Raw records
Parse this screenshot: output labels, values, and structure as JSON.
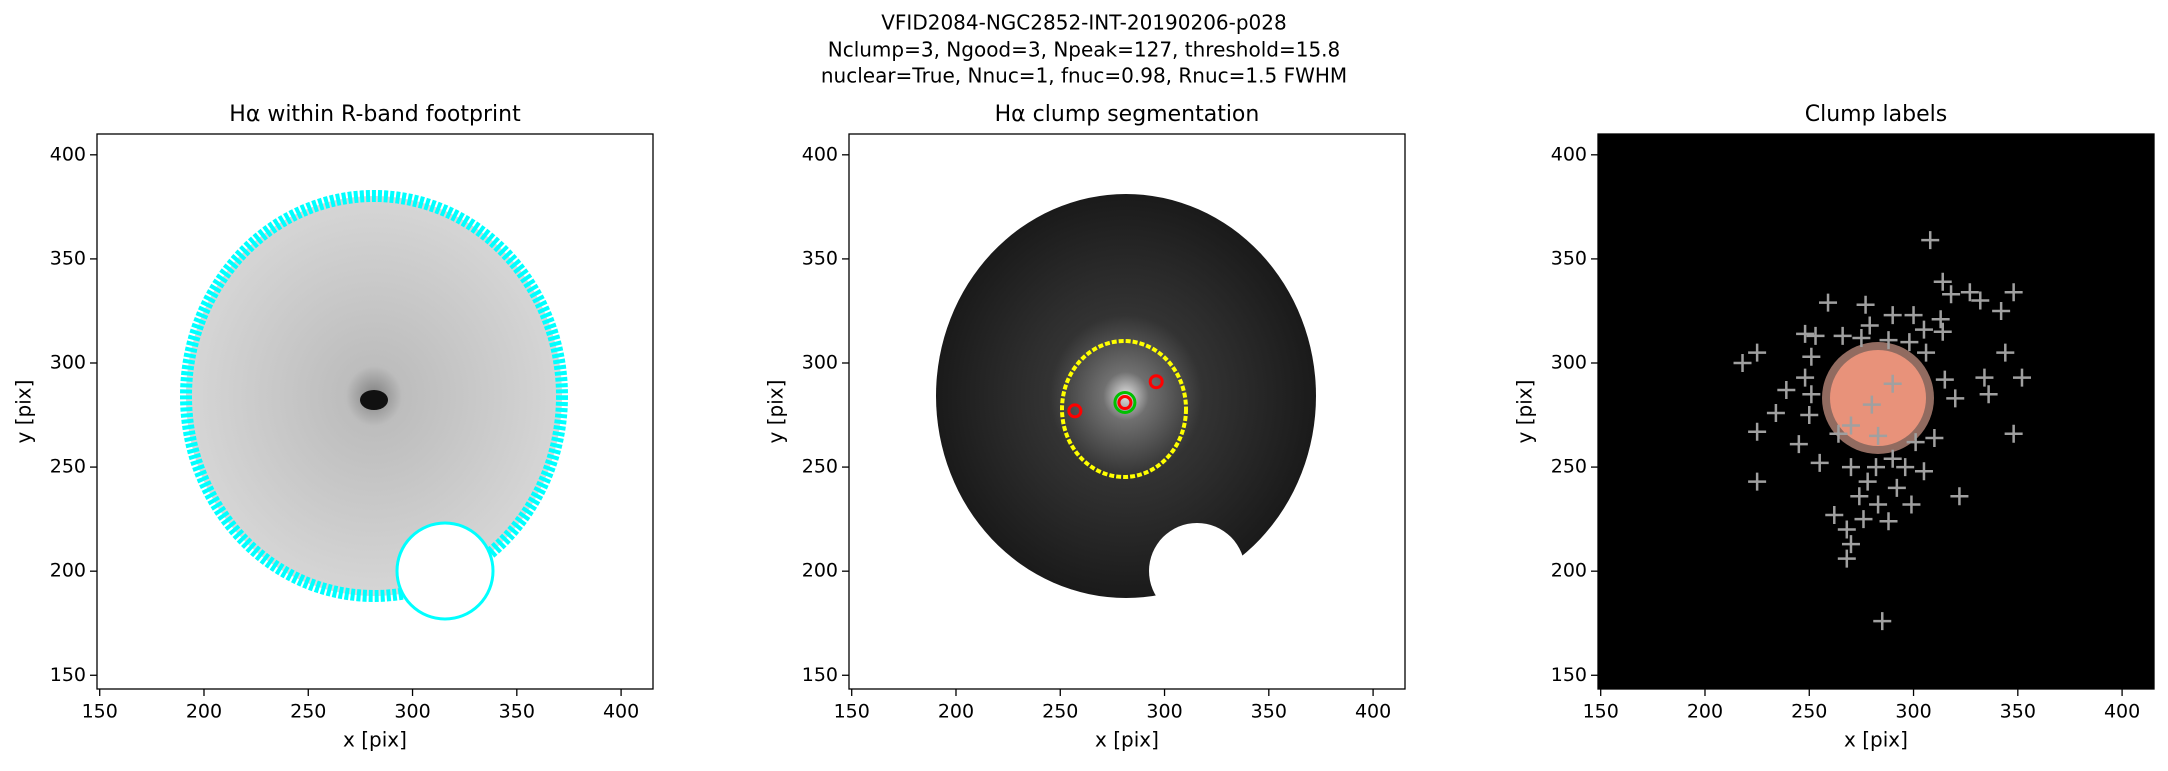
{
  "figure_title": [
    "VFID2084-NGC2852-INT-20190206-p028",
    "Nclump=3, Ngood=3, Npeak=127, threshold=15.8",
    "nuclear=True, Nnuc=1, fnuc=0.98, Rnuc=1.5 FWHM"
  ],
  "chart_data": [
    {
      "type": "image",
      "title": "Hα within R-band footprint",
      "x_label": "x [pix]",
      "y_label": "y [pix]",
      "xlim": [
        148.7,
        415.3
      ],
      "ylim": [
        143.4,
        410
      ],
      "xticks": [
        150,
        200,
        250,
        300,
        350,
        400
      ],
      "yticks": [
        150,
        200,
        250,
        300,
        350,
        400
      ]
    },
    {
      "type": "scatter",
      "title": "Hα clump segmentation",
      "x_label": "x [pix]",
      "y_label": "y [pix]",
      "xlim": [
        148.7,
        415.3
      ],
      "ylim": [
        143.4,
        410
      ],
      "xticks": [
        150,
        200,
        250,
        300,
        350,
        400
      ],
      "yticks": [
        150,
        200,
        250,
        300,
        350,
        400
      ],
      "series": [
        {
          "color": "#ff0000",
          "marker": "o",
          "x": [
            257,
            296,
            281
          ],
          "y": [
            277,
            291,
            281
          ]
        },
        {
          "color": "#00c000",
          "marker": "ring",
          "x": [
            281
          ],
          "y": [
            281
          ]
        }
      ]
    },
    {
      "type": "scatter",
      "title": "Clump labels",
      "x_label": "x [pix]",
      "y_label": "y [pix]",
      "xlim": [
        148.7,
        415.3
      ],
      "ylim": [
        143.4,
        410
      ],
      "xticks": [
        150,
        200,
        250,
        300,
        350,
        400
      ],
      "yticks": [
        150,
        200,
        250,
        300,
        350,
        400
      ],
      "series": [
        {
          "color": "#a0a0a0",
          "marker": "+",
          "x": [
            308,
            259,
            277,
            314,
            327,
            348,
            318,
            332,
            300,
            290,
            313,
            279,
            305,
            248,
            253,
            266,
            275,
            314,
            342,
            288,
            298,
            306,
            225,
            218,
            344,
            352,
            334,
            251,
            248,
            315,
            320,
            336,
            239,
            251,
            250,
            234,
            225,
            245,
            310,
            348,
            264,
            301,
            290,
            255,
            270,
            282,
            296,
            305,
            278,
            292,
            225,
            322,
            299,
            283,
            274,
            262,
            288,
            276,
            268,
            270,
            268,
            285,
            280,
            270,
            290,
            283
          ],
          "y": [
            359,
            329,
            328,
            339,
            334,
            334,
            333,
            330,
            323,
            323,
            321,
            318,
            316,
            314,
            313,
            313,
            312,
            315,
            325,
            311,
            310,
            305,
            305,
            300,
            305,
            293,
            293,
            303,
            293,
            292,
            283,
            285,
            287,
            285,
            275,
            276,
            267,
            261,
            264,
            266,
            266,
            262,
            254,
            252,
            250,
            250,
            250,
            248,
            243,
            240,
            243,
            236,
            232,
            232,
            236,
            227,
            224,
            225,
            220,
            213,
            206,
            176,
            280,
            270,
            290,
            265
          ]
        }
      ]
    }
  ]
}
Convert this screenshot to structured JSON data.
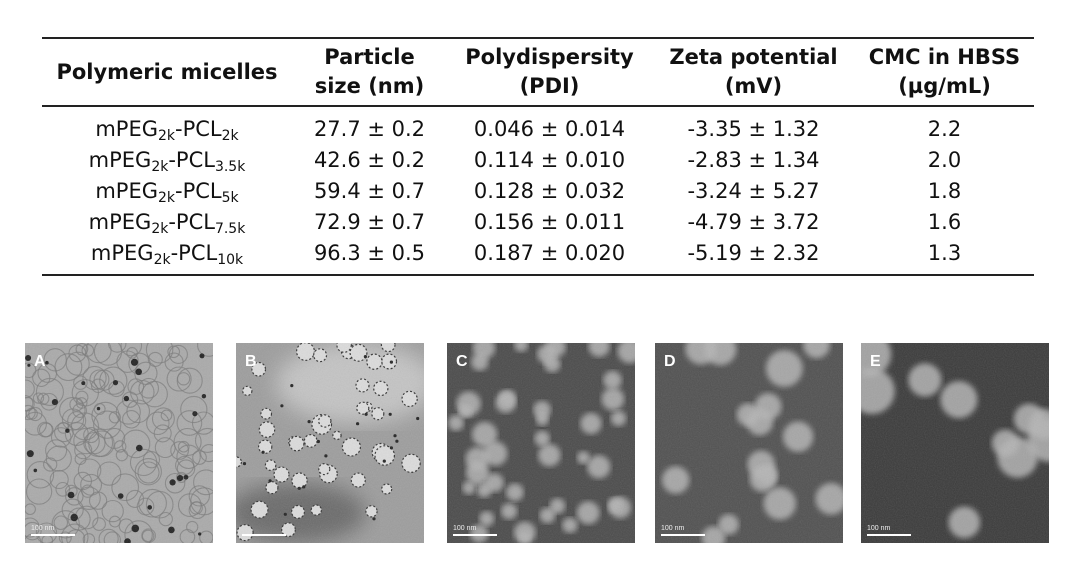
{
  "table": {
    "headers": [
      {
        "line1": "Polymeric micelles",
        "line2": ""
      },
      {
        "line1": "Particle",
        "line2": "size (nm)"
      },
      {
        "line1": "Polydispersity",
        "line2": "(PDI)"
      },
      {
        "line1": "Zeta potential",
        "line2": "(mV)"
      },
      {
        "line1": "CMC in HBSS",
        "line2": "(µg/mL)"
      }
    ],
    "rows": [
      {
        "name": {
          "a": "mPEG",
          "a_sub": "2k",
          "b": "-PCL",
          "b_sub": "2k"
        },
        "size": "27.7 ± 0.2",
        "pdi": "0.046 ± 0.014",
        "zeta": "-3.35 ± 1.32",
        "cmc": "2.2"
      },
      {
        "name": {
          "a": "mPEG",
          "a_sub": "2k",
          "b": "-PCL",
          "b_sub": "3.5k"
        },
        "size": "42.6 ± 0.2",
        "pdi": "0.114 ± 0.010",
        "zeta": "-2.83 ± 1.34",
        "cmc": "2.0"
      },
      {
        "name": {
          "a": "mPEG",
          "a_sub": "2k",
          "b": "-PCL",
          "b_sub": "5k"
        },
        "size": "59.4 ± 0.7",
        "pdi": "0.128 ± 0.032",
        "zeta": "-3.24 ± 5.27",
        "cmc": "1.8"
      },
      {
        "name": {
          "a": "mPEG",
          "a_sub": "2k",
          "b": "-PCL",
          "b_sub": "7.5k"
        },
        "size": "72.9 ± 0.7",
        "pdi": "0.156 ± 0.011",
        "zeta": "-4.79 ± 3.72",
        "cmc": "1.6"
      },
      {
        "name": {
          "a": "mPEG",
          "a_sub": "2k",
          "b": "-PCL",
          "b_sub": "10k"
        },
        "size": "96.3 ± 0.5",
        "pdi": "0.187 ± 0.020",
        "zeta": "-5.19 ± 2.32",
        "cmc": "1.3"
      }
    ]
  },
  "panels": [
    {
      "letter": "A",
      "scale_label": "100 nm",
      "bg": "#aaaaaa"
    },
    {
      "letter": "B",
      "scale_label": "",
      "bg": "#9d9d9d"
    },
    {
      "letter": "C",
      "scale_label": "100 nm",
      "bg": "#4a4a4a"
    },
    {
      "letter": "D",
      "scale_label": "100 nm",
      "bg": "#505050"
    },
    {
      "letter": "E",
      "scale_label": "100 nm",
      "bg": "#3a3a3a"
    }
  ]
}
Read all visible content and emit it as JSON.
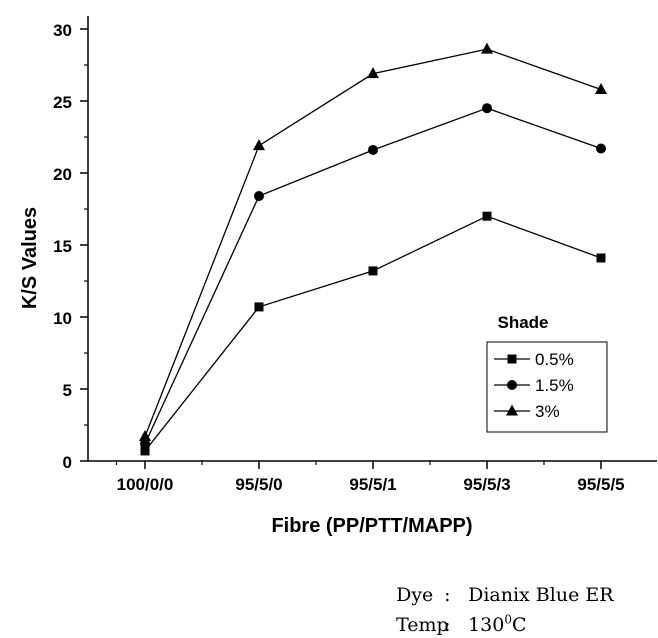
{
  "chart_data": {
    "type": "line",
    "xlabel": "Fibre (PP/PTT/MAPP)",
    "ylabel": "K/S Values",
    "categories": [
      "100/0/0",
      "95/5/0",
      "95/5/1",
      "95/5/3",
      "95/5/5"
    ],
    "ylim": [
      0,
      30
    ],
    "yticks": [
      0,
      5,
      10,
      15,
      20,
      25,
      30
    ],
    "legend_title": "Shade",
    "legend_position": "lower-right",
    "grid": false,
    "series": [
      {
        "name": "0.5%",
        "marker": "square",
        "values": [
          0.7,
          10.7,
          13.2,
          17.0,
          14.1
        ]
      },
      {
        "name": "1.5%",
        "marker": "circle",
        "values": [
          1.2,
          18.4,
          21.6,
          24.5,
          21.7
        ]
      },
      {
        "name": "3%",
        "marker": "triangle",
        "values": [
          1.7,
          21.9,
          26.9,
          28.6,
          25.8
        ]
      }
    ]
  },
  "notes": {
    "dye_label": "Dye",
    "dye_sep": ":",
    "dye_value": "Dianix Blue ER",
    "temp_label": "Temp",
    "temp_sep": ":",
    "temp_value_number": "130",
    "temp_value_sup": "0",
    "temp_value_unit": "C"
  }
}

### YOUR INSTRUCTIONS
Make an exact copy of the records above, with the pictures left out.

### RESPONSE
Parse this screenshot: output labels, values, and structure as JSON.
{
  "figure_title": [
    "VFID2084-NGC2852-INT-20190206-p028",
    "Nclump=3, Ngood=3, Npeak=127, threshold=15.8",
    "nuclear=True, Nnuc=1, fnuc=0.98, Rnuc=1.5 FWHM"
  ],
  "chart_data": [
    {
      "type": "image",
      "title": "Hα within R-band footprint",
      "x_label": "x [pix]",
      "y_label": "y [pix]",
      "xlim": [
        148.7,
        415.3
      ],
      "ylim": [
        143.4,
        410
      ],
      "xticks": [
        150,
        200,
        250,
        300,
        350,
        400
      ],
      "yticks": [
        150,
        200,
        250,
        300,
        350,
        400
      ]
    },
    {
      "type": "scatter",
      "title": "Hα clump segmentation",
      "x_label": "x [pix]",
      "y_label": "y [pix]",
      "xlim": [
        148.7,
        415.3
      ],
      "ylim": [
        143.4,
        410
      ],
      "xticks": [
        150,
        200,
        250,
        300,
        350,
        400
      ],
      "yticks": [
        150,
        200,
        250,
        300,
        350,
        400
      ],
      "series": [
        {
          "color": "#ff0000",
          "marker": "o",
          "x": [
            257,
            296,
            281
          ],
          "y": [
            277,
            291,
            281
          ]
        },
        {
          "color": "#00c000",
          "marker": "ring",
          "x": [
            281
          ],
          "y": [
            281
          ]
        }
      ]
    },
    {
      "type": "scatter",
      "title": "Clump labels",
      "x_label": "x [pix]",
      "y_label": "y [pix]",
      "xlim": [
        148.7,
        415.3
      ],
      "ylim": [
        143.4,
        410
      ],
      "xticks": [
        150,
        200,
        250,
        300,
        350,
        400
      ],
      "yticks": [
        150,
        200,
        250,
        300,
        350,
        400
      ],
      "series": [
        {
          "color": "#a0a0a0",
          "marker": "+",
          "x": [
            308,
            259,
            277,
            314,
            327,
            348,
            318,
            332,
            300,
            290,
            313,
            279,
            305,
            248,
            253,
            266,
            275,
            314,
            342,
            288,
            298,
            306,
            225,
            218,
            344,
            352,
            334,
            251,
            248,
            315,
            320,
            336,
            239,
            251,
            250,
            234,
            225,
            245,
            310,
            348,
            264,
            301,
            290,
            255,
            270,
            282,
            296,
            305,
            278,
            292,
            225,
            322,
            299,
            283,
            274,
            262,
            288,
            276,
            268,
            270,
            268,
            285,
            280,
            270,
            290,
            283
          ],
          "y": [
            359,
            329,
            328,
            339,
            334,
            334,
            333,
            330,
            323,
            323,
            321,
            318,
            316,
            314,
            313,
            313,
            312,
            315,
            325,
            311,
            310,
            305,
            305,
            300,
            305,
            293,
            293,
            303,
            293,
            292,
            283,
            285,
            287,
            285,
            275,
            276,
            267,
            261,
            264,
            266,
            266,
            262,
            254,
            252,
            250,
            250,
            250,
            248,
            243,
            240,
            243,
            236,
            232,
            232,
            236,
            227,
            224,
            225,
            220,
            213,
            206,
            176,
            280,
            270,
            290,
            265
          ]
        }
      ]
    }
  ]
}
Convert this screenshot to structured JSON data.
{
  "table": {
    "headers": [
      {
        "line1": "Polymeric micelles",
        "line2": ""
      },
      {
        "line1": "Particle",
        "line2": "size (nm)"
      },
      {
        "line1": "Polydispersity",
        "line2": "(PDI)"
      },
      {
        "line1": "Zeta potential",
        "line2": "(mV)"
      },
      {
        "line1": "CMC in HBSS",
        "line2": "(µg/mL)"
      }
    ],
    "rows": [
      {
        "name": {
          "a": "mPEG",
          "a_sub": "2k",
          "b": "-PCL",
          "b_sub": "2k"
        },
        "size": "27.7 ± 0.2",
        "pdi": "0.046 ± 0.014",
        "zeta": "-3.35 ± 1.32",
        "cmc": "2.2"
      },
      {
        "name": {
          "a": "mPEG",
          "a_sub": "2k",
          "b": "-PCL",
          "b_sub": "3.5k"
        },
        "size": "42.6 ± 0.2",
        "pdi": "0.114 ± 0.010",
        "zeta": "-2.83 ± 1.34",
        "cmc": "2.0"
      },
      {
        "name": {
          "a": "mPEG",
          "a_sub": "2k",
          "b": "-PCL",
          "b_sub": "5k"
        },
        "size": "59.4 ± 0.7",
        "pdi": "0.128 ± 0.032",
        "zeta": "-3.24 ± 5.27",
        "cmc": "1.8"
      },
      {
        "name": {
          "a": "mPEG",
          "a_sub": "2k",
          "b": "-PCL",
          "b_sub": "7.5k"
        },
        "size": "72.9 ± 0.7",
        "pdi": "0.156 ± 0.011",
        "zeta": "-4.79 ± 3.72",
        "cmc": "1.6"
      },
      {
        "name": {
          "a": "mPEG",
          "a_sub": "2k",
          "b": "-PCL",
          "b_sub": "10k"
        },
        "size": "96.3 ± 0.5",
        "pdi": "0.187 ± 0.020",
        "zeta": "-5.19 ± 2.32",
        "cmc": "1.3"
      }
    ]
  },
  "panels": [
    {
      "letter": "A",
      "scale_label": "100 nm",
      "bg": "#aaaaaa"
    },
    {
      "letter": "B",
      "scale_label": "",
      "bg": "#9d9d9d"
    },
    {
      "letter": "C",
      "scale_label": "100 nm",
      "bg": "#4a4a4a"
    },
    {
      "letter": "D",
      "scale_label": "100 nm",
      "bg": "#505050"
    },
    {
      "letter": "E",
      "scale_label": "100 nm",
      "bg": "#3a3a3a"
    }
  ]
}
Read all visible content and emit it as JSON.
{
  "chart_data": {
    "type": "line",
    "xlabel": "Fibre (PP/PTT/MAPP)",
    "ylabel": "K/S Values",
    "categories": [
      "100/0/0",
      "95/5/0",
      "95/5/1",
      "95/5/3",
      "95/5/5"
    ],
    "ylim": [
      0,
      30
    ],
    "yticks": [
      0,
      5,
      10,
      15,
      20,
      25,
      30
    ],
    "legend_title": "Shade",
    "legend_position": "lower-right",
    "grid": false,
    "series": [
      {
        "name": "0.5%",
        "marker": "square",
        "values": [
          0.7,
          10.7,
          13.2,
          17.0,
          14.1
        ]
      },
      {
        "name": "1.5%",
        "marker": "circle",
        "values": [
          1.2,
          18.4,
          21.6,
          24.5,
          21.7
        ]
      },
      {
        "name": "3%",
        "marker": "triangle",
        "values": [
          1.7,
          21.9,
          26.9,
          28.6,
          25.8
        ]
      }
    ]
  },
  "notes": {
    "dye_label": "Dye",
    "dye_sep": ":",
    "dye_value": "Dianix Blue ER",
    "temp_label": "Temp",
    "temp_sep": ":",
    "temp_value_number": "130",
    "temp_value_sup": "0",
    "temp_value_unit": "C"
  }
}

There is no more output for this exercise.